■ THE EXERCISE: Quote the whole listing verbatim.

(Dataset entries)

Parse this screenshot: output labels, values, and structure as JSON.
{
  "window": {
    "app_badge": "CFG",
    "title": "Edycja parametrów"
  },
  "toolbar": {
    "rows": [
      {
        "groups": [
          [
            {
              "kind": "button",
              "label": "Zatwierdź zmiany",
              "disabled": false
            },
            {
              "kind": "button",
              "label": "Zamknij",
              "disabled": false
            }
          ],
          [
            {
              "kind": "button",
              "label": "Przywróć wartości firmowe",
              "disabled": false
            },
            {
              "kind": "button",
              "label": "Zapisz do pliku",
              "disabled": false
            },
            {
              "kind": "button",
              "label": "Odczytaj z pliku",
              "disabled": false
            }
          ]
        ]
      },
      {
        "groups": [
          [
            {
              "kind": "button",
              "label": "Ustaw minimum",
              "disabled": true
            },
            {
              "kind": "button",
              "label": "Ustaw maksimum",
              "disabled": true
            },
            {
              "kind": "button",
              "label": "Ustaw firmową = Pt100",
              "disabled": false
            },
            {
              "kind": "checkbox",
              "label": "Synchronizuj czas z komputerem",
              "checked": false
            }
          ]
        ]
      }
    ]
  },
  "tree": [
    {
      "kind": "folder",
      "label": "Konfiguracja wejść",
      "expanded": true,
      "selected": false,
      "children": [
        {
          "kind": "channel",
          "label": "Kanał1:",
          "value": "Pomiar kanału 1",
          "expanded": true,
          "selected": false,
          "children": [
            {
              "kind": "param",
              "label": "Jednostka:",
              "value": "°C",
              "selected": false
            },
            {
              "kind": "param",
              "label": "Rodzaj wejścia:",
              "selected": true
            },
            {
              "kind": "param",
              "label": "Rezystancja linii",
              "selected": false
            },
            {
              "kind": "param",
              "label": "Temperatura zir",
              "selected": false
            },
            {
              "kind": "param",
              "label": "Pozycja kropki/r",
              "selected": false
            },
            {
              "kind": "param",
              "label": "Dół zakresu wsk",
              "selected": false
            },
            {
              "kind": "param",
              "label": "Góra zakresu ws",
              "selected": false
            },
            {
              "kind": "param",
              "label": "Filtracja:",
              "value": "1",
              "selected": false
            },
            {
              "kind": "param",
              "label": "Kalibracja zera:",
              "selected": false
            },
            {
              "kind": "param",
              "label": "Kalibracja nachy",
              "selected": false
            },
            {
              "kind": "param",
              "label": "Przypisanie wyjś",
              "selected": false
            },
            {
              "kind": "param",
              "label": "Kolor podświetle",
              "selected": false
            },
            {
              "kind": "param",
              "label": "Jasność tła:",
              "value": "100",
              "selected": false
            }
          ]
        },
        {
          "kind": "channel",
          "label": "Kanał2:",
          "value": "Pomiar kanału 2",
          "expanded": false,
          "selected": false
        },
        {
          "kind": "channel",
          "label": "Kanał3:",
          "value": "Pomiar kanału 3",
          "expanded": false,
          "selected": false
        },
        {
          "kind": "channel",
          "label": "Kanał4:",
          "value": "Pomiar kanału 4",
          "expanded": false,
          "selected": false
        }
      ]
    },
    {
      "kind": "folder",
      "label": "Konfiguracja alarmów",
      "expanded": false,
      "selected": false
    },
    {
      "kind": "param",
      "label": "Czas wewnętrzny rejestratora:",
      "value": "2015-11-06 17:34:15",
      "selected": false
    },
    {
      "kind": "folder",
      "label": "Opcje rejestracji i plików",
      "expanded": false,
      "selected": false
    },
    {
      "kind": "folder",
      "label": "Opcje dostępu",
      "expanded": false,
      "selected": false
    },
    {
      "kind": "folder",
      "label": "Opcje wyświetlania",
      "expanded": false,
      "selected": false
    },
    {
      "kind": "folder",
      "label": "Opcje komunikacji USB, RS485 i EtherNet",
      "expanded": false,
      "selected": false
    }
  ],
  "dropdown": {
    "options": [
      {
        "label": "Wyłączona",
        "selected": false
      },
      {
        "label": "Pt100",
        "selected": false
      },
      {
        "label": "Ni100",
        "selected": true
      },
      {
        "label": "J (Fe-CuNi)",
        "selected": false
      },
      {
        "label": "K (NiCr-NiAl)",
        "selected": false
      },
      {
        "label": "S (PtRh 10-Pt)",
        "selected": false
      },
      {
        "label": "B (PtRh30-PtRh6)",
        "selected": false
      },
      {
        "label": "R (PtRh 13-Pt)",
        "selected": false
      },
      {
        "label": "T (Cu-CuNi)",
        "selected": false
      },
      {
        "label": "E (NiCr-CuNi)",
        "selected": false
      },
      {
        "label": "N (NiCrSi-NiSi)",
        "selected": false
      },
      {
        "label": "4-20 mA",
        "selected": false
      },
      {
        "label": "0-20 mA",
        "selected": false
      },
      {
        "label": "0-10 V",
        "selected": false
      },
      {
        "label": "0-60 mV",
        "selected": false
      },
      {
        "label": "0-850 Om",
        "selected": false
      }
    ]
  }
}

■ SOLUTION TO THE EXERCISE:
Parse this screenshot: output labels, values, and structure as JSON.
{
  "window": {
    "app_badge": "CFG",
    "title": "Edycja parametrów"
  },
  "toolbar": {
    "rows": [
      {
        "groups": [
          [
            {
              "kind": "button",
              "label": "Zatwierdź zmiany",
              "disabled": false
            },
            {
              "kind": "button",
              "label": "Zamknij",
              "disabled": false
            }
          ],
          [
            {
              "kind": "button",
              "label": "Przywróć wartości firmowe",
              "disabled": false
            },
            {
              "kind": "button",
              "label": "Zapisz do pliku",
              "disabled": false
            },
            {
              "kind": "button",
              "label": "Odczytaj z pliku",
              "disabled": false
            }
          ]
        ]
      },
      {
        "groups": [
          [
            {
              "kind": "button",
              "label": "Ustaw minimum",
              "disabled": true
            },
            {
              "kind": "button",
              "label": "Ustaw maksimum",
              "disabled": true
            },
            {
              "kind": "button",
              "label": "Ustaw firmową = Pt100",
              "disabled": false
            },
            {
              "kind": "checkbox",
              "label": "Synchronizuj czas z komputerem",
              "checked": false
            }
          ]
        ]
      }
    ]
  },
  "tree": [
    {
      "kind": "folder",
      "label": "Konfiguracja wejść",
      "expanded": true,
      "selected": false,
      "children": [
        {
          "kind": "channel",
          "label": "Kanał1:",
          "value": "Pomiar kanału 1",
          "expanded": true,
          "selected": false,
          "children": [
            {
              "kind": "param",
              "label": "Jednostka:",
              "value": "°C",
              "selected": false
            },
            {
              "kind": "param",
              "label": "Rodzaj wejścia:",
              "selected": true
            },
            {
              "kind": "param",
              "label": "Rezystancja linii",
              "selected": false
            },
            {
              "kind": "param",
              "label": "Temperatura zir",
              "selected": false
            },
            {
              "kind": "param",
              "label": "Pozycja kropki/r",
              "selected": false
            },
            {
              "kind": "param",
              "label": "Dół zakresu wsk",
              "selected": false
            },
            {
              "kind": "param",
              "label": "Góra zakresu ws",
              "selected": false
            },
            {
              "kind": "param",
              "label": "Filtracja:",
              "value": "1",
              "selected": false
            },
            {
              "kind": "param",
              "label": "Kalibracja zera:",
              "selected": false
            },
            {
              "kind": "param",
              "label": "Kalibracja nachy",
              "selected": false
            },
            {
              "kind": "param",
              "label": "Przypisanie wyjś",
              "selected": false
            },
            {
              "kind": "param",
              "label": "Kolor podświetle",
              "selected": false
            },
            {
              "kind": "param",
              "label": "Jasność tła:",
              "value": "100",
              "selected": false
            }
          ]
        },
        {
          "kind": "channel",
          "label": "Kanał2:",
          "value": "Pomiar kanału 2",
          "expanded": false,
          "selected": false
        },
        {
          "kind": "channel",
          "label": "Kanał3:",
          "value": "Pomiar kanału 3",
          "expanded": false,
          "selected": false
        },
        {
          "kind": "channel",
          "label": "Kanał4:",
          "value": "Pomiar kanału 4",
          "expanded": false,
          "selected": false
        }
      ]
    },
    {
      "kind": "folder",
      "label": "Konfiguracja alarmów",
      "expanded": false,
      "selected": false
    },
    {
      "kind": "param",
      "label": "Czas wewnętrzny rejestratora:",
      "value": "2015-11-06 17:34:15",
      "selected": false
    },
    {
      "kind": "folder",
      "label": "Opcje rejestracji i plików",
      "expanded": false,
      "selected": false
    },
    {
      "kind": "folder",
      "label": "Opcje dostępu",
      "expanded": false,
      "selected": false
    },
    {
      "kind": "folder",
      "label": "Opcje wyświetlania",
      "expanded": false,
      "selected": false
    },
    {
      "kind": "folder",
      "label": "Opcje komunikacji USB, RS485 i EtherNet",
      "expanded": false,
      "selected": false
    }
  ],
  "dropdown": {
    "options": [
      {
        "label": "Wyłączona",
        "selected": false
      },
      {
        "label": "Pt100",
        "selected": false
      },
      {
        "label": "Ni100",
        "selected": true
      },
      {
        "label": "J (Fe-CuNi)",
        "selected": false
      },
      {
        "label": "K (NiCr-NiAl)",
        "selected": false
      },
      {
        "label": "S (PtRh 10-Pt)",
        "selected": false
      },
      {
        "label": "B (PtRh30-PtRh6)",
        "selected": false
      },
      {
        "label": "R (PtRh 13-Pt)",
        "selected": false
      },
      {
        "label": "T (Cu-CuNi)",
        "selected": false
      },
      {
        "label": "E (NiCr-CuNi)",
        "selected": false
      },
      {
        "label": "N (NiCrSi-NiSi)",
        "selected": false
      },
      {
        "label": "4-20 mA",
        "selected": false
      },
      {
        "label": "0-20 mA",
        "selected": false
      },
      {
        "label": "0-10 V",
        "selected": false
      },
      {
        "label": "0-60 mV",
        "selected": false
      },
      {
        "label": "0-850 Om",
        "selected": false
      }
    ]
  }
}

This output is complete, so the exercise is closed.